▶ PROMPT
Your task is to locate every line holding the string "نمره" and to copy each of them.

▶ DATA TO PROCESS

:::::

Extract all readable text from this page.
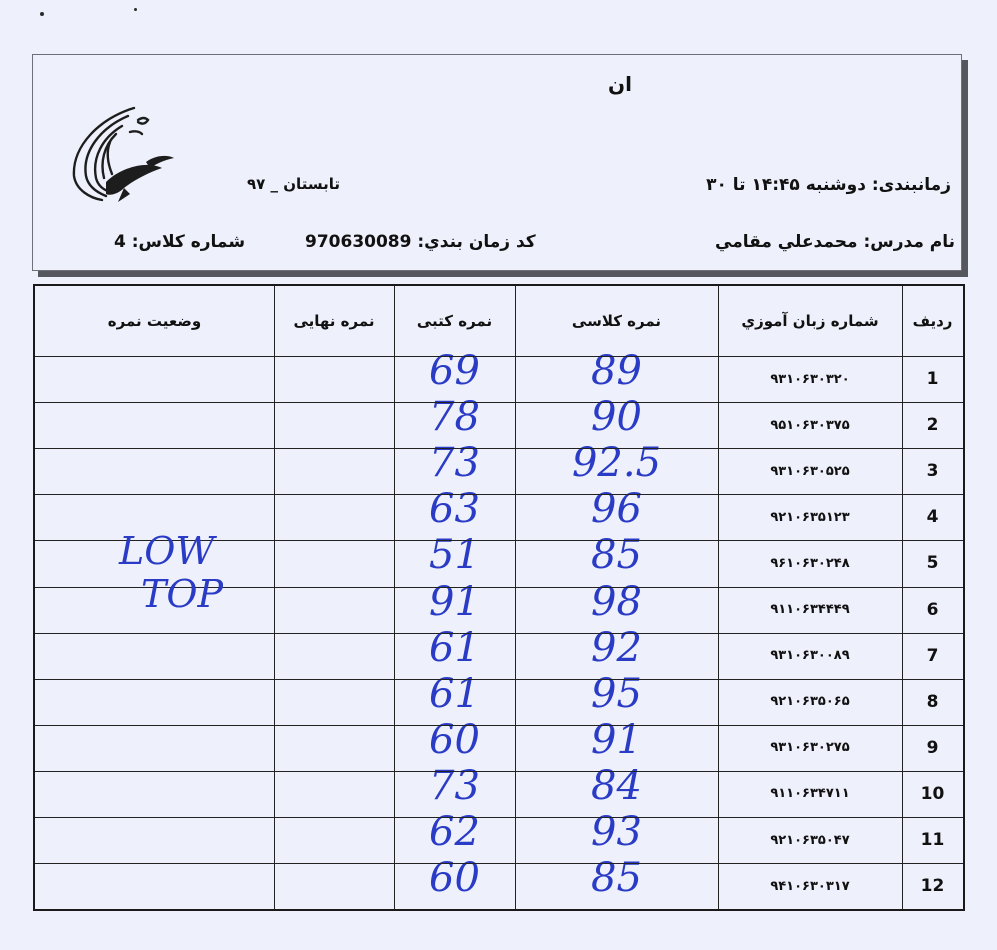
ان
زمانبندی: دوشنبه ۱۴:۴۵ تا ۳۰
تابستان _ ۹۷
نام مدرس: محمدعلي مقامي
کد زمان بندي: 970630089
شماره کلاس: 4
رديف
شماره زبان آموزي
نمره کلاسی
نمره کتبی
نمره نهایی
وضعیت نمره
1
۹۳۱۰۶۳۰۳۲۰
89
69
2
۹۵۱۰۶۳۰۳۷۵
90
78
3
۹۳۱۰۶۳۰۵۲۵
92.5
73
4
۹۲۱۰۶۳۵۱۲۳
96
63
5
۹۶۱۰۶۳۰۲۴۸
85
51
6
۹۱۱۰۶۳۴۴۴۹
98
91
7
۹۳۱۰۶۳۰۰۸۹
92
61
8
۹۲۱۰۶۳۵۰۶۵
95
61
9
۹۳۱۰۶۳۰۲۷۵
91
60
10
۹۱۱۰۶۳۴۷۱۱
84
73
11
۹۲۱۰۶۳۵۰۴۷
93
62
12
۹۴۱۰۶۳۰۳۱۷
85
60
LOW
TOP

:::::

▶ OUTPUT FOR THIS EXERCISE
نمره کلاسی
نمره کتبی
نمره نهایی
وضعیت نمره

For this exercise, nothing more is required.